Please return every line in the entries below with the word "Mainuferlauf" in it.

Start of Block

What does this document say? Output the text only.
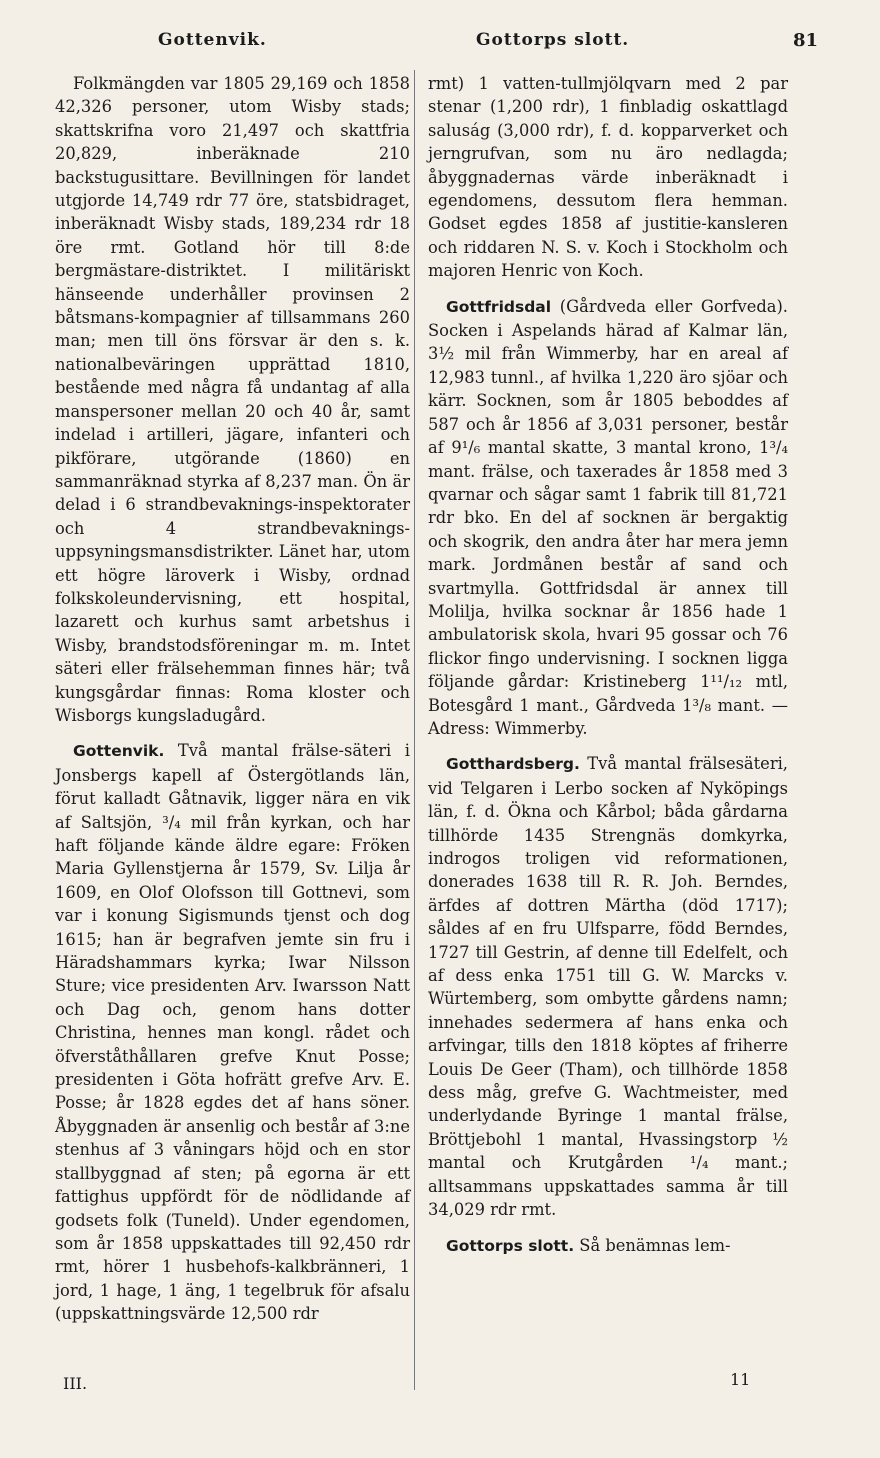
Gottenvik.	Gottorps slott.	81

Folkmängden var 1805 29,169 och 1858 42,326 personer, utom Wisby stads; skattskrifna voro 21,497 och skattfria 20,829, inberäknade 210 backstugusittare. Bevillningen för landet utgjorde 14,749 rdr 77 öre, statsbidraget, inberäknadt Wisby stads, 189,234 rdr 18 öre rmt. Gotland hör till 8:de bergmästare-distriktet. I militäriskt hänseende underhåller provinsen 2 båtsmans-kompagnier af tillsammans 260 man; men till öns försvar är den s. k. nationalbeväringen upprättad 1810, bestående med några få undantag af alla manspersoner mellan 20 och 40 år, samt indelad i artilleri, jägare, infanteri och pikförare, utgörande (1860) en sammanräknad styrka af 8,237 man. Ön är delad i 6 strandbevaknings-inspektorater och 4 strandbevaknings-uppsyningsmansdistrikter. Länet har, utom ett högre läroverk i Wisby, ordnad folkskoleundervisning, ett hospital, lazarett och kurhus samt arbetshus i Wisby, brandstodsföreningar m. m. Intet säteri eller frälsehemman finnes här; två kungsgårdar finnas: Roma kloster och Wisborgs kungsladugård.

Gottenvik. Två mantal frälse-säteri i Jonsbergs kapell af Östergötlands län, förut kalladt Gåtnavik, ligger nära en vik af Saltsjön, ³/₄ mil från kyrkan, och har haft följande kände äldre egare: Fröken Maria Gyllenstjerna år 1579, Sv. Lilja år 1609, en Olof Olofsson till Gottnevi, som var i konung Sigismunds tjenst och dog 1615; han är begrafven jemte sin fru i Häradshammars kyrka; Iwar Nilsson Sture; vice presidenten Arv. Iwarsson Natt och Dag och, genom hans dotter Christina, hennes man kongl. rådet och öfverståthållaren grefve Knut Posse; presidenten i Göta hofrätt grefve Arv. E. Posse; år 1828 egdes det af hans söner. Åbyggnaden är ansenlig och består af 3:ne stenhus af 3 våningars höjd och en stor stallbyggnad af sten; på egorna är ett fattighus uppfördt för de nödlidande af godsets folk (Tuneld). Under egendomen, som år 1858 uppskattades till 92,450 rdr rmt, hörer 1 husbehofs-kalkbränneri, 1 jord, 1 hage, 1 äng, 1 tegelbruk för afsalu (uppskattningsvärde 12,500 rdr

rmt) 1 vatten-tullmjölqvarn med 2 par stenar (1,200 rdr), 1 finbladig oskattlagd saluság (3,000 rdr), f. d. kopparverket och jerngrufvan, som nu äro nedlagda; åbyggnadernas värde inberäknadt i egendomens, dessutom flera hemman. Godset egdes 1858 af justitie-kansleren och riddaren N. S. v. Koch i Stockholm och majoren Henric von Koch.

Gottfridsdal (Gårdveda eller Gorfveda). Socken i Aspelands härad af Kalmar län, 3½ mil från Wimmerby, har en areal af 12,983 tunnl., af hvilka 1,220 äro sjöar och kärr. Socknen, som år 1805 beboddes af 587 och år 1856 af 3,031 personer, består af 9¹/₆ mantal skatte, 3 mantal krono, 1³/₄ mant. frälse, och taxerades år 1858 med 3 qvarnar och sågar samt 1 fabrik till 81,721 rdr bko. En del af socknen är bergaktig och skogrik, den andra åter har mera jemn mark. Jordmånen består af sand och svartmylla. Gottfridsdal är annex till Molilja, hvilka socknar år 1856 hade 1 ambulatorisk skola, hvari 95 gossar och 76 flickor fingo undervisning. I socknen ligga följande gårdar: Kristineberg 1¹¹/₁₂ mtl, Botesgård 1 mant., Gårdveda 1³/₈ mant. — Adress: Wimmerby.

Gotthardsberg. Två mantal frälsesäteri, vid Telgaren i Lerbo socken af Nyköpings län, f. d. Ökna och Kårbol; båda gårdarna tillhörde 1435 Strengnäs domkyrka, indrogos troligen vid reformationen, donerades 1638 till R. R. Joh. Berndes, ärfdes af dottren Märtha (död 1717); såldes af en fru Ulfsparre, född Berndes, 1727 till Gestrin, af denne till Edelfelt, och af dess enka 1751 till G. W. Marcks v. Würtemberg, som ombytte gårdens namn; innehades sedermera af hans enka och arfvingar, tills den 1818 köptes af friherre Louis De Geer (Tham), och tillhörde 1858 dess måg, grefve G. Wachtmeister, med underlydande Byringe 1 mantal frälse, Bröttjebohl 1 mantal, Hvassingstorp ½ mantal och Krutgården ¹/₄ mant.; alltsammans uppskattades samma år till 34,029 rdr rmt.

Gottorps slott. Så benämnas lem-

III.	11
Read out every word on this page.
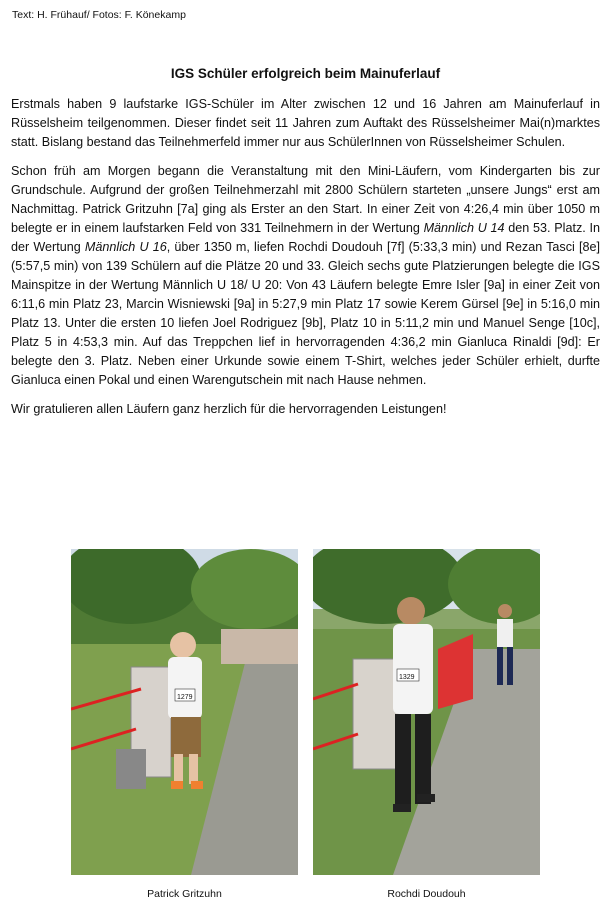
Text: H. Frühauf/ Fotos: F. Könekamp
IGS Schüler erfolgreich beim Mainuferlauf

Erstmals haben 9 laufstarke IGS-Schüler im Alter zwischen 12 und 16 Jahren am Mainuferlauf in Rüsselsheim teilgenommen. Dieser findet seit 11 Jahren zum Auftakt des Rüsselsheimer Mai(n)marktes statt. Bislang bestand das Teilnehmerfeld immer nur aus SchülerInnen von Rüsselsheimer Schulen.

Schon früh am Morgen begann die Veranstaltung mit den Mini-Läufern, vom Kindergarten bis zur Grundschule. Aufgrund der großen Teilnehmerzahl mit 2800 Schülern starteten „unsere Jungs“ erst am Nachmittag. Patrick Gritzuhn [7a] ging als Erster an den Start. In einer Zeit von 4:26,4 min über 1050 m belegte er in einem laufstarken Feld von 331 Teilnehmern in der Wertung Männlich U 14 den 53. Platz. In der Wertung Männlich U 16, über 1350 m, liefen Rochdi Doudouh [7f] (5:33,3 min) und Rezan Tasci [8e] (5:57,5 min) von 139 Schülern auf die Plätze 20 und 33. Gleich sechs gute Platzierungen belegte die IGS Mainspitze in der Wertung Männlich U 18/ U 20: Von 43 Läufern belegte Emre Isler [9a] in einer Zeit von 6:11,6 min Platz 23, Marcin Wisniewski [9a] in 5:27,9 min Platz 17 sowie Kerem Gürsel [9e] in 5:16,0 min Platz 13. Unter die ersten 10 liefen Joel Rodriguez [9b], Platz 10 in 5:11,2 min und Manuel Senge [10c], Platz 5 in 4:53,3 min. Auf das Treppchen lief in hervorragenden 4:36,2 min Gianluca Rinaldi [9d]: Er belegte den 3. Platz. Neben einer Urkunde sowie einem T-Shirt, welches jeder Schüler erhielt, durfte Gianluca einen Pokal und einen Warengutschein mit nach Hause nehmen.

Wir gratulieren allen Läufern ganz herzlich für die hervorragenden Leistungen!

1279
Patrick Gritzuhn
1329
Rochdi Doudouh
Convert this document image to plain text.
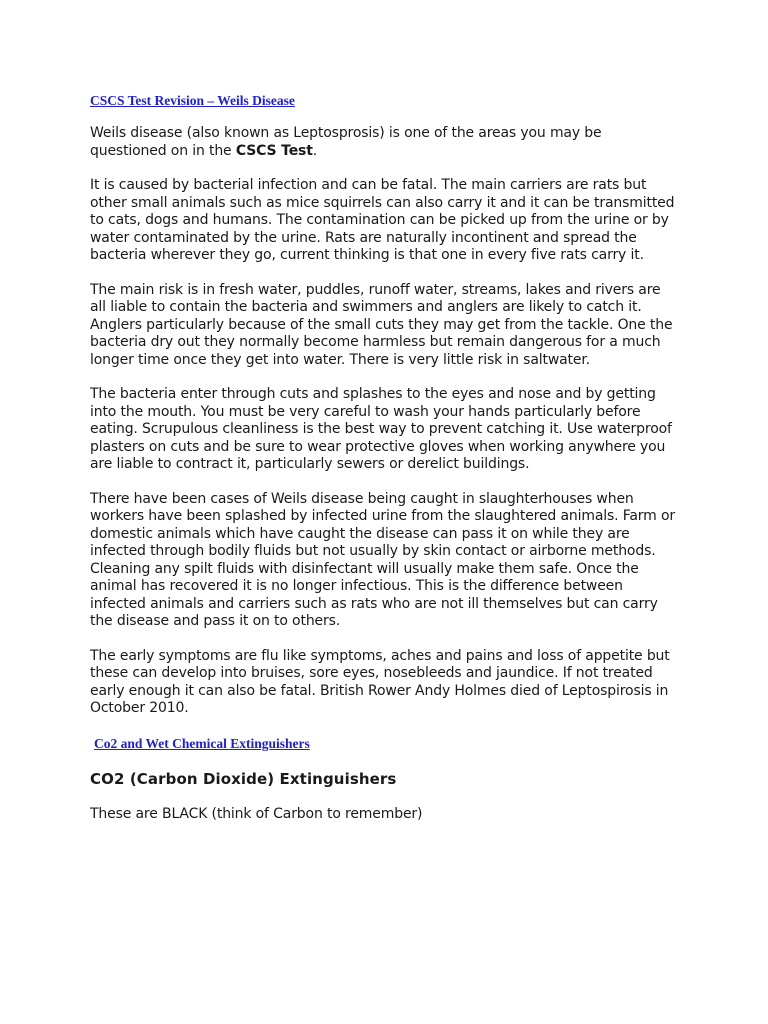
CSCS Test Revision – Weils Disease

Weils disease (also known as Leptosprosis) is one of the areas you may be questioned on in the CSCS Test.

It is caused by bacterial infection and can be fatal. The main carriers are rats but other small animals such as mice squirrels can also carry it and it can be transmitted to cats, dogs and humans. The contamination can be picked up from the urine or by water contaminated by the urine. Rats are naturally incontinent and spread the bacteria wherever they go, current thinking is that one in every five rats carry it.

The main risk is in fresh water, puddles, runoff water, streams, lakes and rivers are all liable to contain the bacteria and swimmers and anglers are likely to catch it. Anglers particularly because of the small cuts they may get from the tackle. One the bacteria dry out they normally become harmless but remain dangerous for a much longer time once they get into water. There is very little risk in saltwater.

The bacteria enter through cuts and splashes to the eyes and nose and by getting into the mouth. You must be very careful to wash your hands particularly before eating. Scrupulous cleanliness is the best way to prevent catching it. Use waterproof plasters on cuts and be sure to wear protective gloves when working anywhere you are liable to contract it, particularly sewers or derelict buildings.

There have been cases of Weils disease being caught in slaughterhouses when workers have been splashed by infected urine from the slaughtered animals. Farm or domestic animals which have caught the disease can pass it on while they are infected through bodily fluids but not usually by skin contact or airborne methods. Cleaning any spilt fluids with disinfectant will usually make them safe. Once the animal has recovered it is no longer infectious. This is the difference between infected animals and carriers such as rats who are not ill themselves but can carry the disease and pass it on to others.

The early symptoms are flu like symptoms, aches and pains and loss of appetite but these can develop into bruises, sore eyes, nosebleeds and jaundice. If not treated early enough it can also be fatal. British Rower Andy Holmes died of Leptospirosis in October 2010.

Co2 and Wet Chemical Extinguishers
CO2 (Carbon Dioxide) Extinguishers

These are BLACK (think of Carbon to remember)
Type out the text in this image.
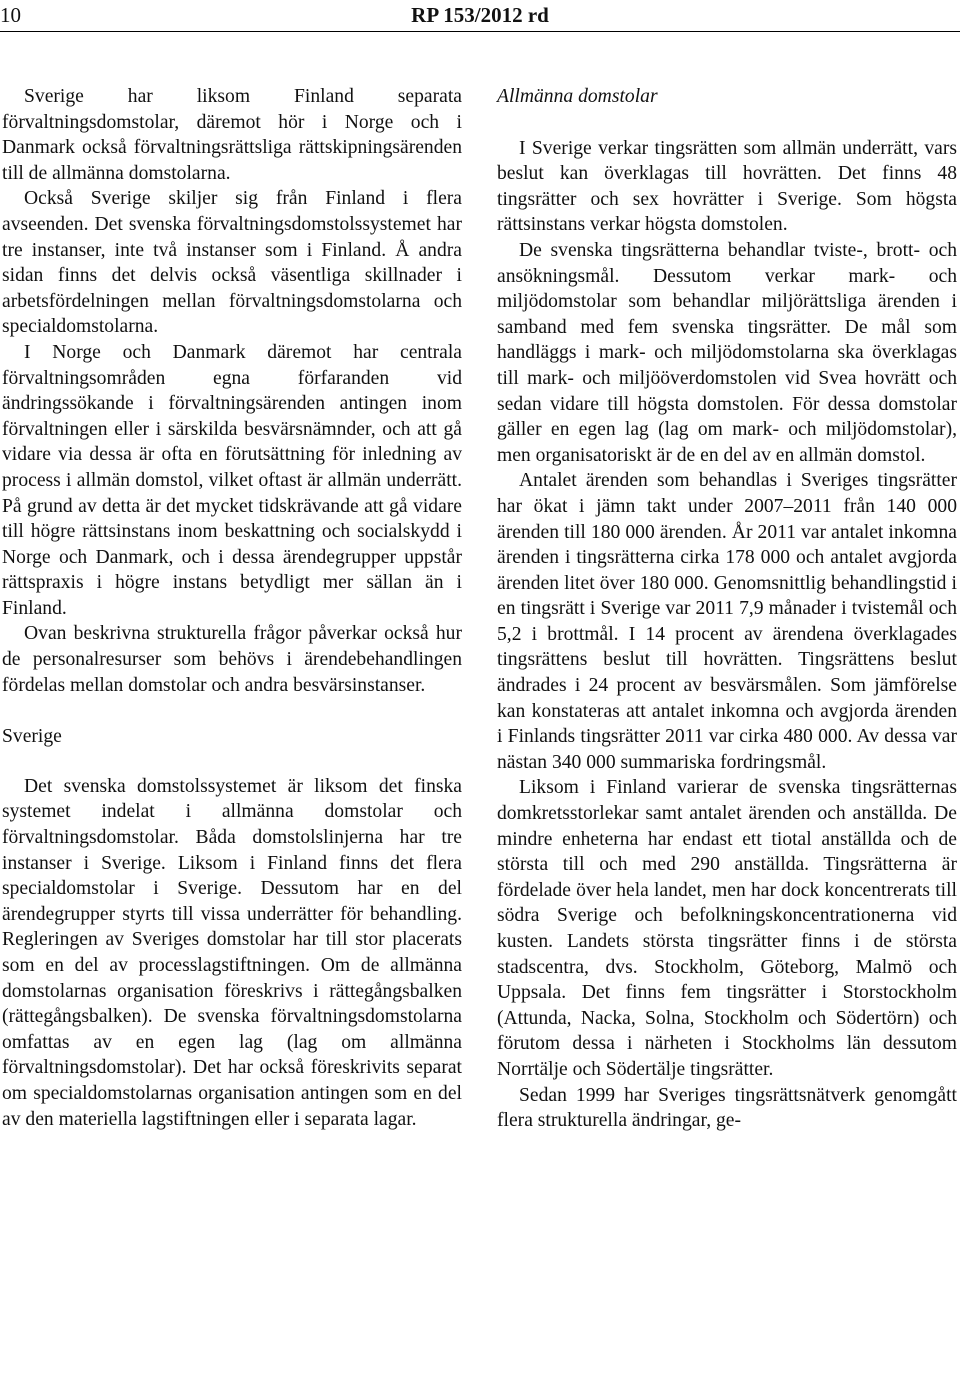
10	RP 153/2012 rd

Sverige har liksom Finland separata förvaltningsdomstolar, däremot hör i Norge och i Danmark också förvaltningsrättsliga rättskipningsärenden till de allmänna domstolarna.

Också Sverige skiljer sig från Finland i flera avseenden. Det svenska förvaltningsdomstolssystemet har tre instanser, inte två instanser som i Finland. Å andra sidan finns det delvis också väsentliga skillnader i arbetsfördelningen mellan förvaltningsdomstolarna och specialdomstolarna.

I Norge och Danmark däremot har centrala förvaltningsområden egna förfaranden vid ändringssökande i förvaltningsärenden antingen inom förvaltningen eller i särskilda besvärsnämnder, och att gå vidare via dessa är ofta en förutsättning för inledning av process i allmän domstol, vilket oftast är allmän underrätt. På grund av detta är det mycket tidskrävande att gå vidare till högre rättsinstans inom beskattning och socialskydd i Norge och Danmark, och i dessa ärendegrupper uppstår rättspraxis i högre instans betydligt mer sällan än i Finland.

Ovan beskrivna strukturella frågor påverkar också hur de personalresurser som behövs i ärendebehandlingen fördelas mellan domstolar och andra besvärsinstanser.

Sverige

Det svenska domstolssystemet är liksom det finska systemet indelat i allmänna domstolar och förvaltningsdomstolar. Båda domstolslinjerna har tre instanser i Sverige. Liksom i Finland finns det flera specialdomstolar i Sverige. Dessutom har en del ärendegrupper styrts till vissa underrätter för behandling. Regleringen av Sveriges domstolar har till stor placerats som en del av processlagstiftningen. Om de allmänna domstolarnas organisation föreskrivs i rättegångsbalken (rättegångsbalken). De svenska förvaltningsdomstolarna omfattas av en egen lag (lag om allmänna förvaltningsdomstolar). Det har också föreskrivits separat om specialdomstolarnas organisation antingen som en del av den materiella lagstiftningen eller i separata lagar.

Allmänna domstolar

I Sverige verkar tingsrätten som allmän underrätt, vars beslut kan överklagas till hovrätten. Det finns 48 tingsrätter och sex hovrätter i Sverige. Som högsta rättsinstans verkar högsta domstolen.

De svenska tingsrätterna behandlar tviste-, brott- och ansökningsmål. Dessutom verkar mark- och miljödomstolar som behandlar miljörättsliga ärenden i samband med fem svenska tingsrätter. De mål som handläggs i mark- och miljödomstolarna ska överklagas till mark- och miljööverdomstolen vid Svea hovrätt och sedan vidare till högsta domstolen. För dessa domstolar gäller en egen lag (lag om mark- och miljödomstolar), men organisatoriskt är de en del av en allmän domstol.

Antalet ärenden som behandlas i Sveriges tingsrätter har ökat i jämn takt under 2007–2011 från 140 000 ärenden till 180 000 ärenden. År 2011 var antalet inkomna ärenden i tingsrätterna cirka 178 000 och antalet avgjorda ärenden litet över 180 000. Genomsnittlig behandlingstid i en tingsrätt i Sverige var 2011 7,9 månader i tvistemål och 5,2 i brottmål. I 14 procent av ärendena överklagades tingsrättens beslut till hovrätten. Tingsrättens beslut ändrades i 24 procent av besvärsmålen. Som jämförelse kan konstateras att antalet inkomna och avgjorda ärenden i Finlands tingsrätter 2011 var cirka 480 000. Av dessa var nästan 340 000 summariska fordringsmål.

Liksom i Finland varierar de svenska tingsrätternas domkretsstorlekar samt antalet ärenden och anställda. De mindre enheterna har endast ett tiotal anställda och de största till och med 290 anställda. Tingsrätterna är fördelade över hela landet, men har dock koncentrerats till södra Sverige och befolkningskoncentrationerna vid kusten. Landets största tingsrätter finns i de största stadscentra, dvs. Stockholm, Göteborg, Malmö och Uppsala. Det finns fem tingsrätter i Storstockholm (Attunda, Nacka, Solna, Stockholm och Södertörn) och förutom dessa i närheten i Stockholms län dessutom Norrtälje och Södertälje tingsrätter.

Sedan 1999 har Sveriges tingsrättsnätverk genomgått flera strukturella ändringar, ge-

End of Block

#### [Answer]
IGS Schüler erfolgreich beim Mainuferlauf
Erstmals haben 9 laufstarke IGS-Schüler im Alter zwischen 12 und 16 Jahren am Mainuferlauf in Rüsselsheim teilgenommen. Dieser findet seit 11 Jahren zum Auftakt des Rüsselsheimer Mai(n)marktes statt. Bislang bestand das Teilnehmerfeld immer nur aus SchülerInnen von Rüsselsheimer Schulen.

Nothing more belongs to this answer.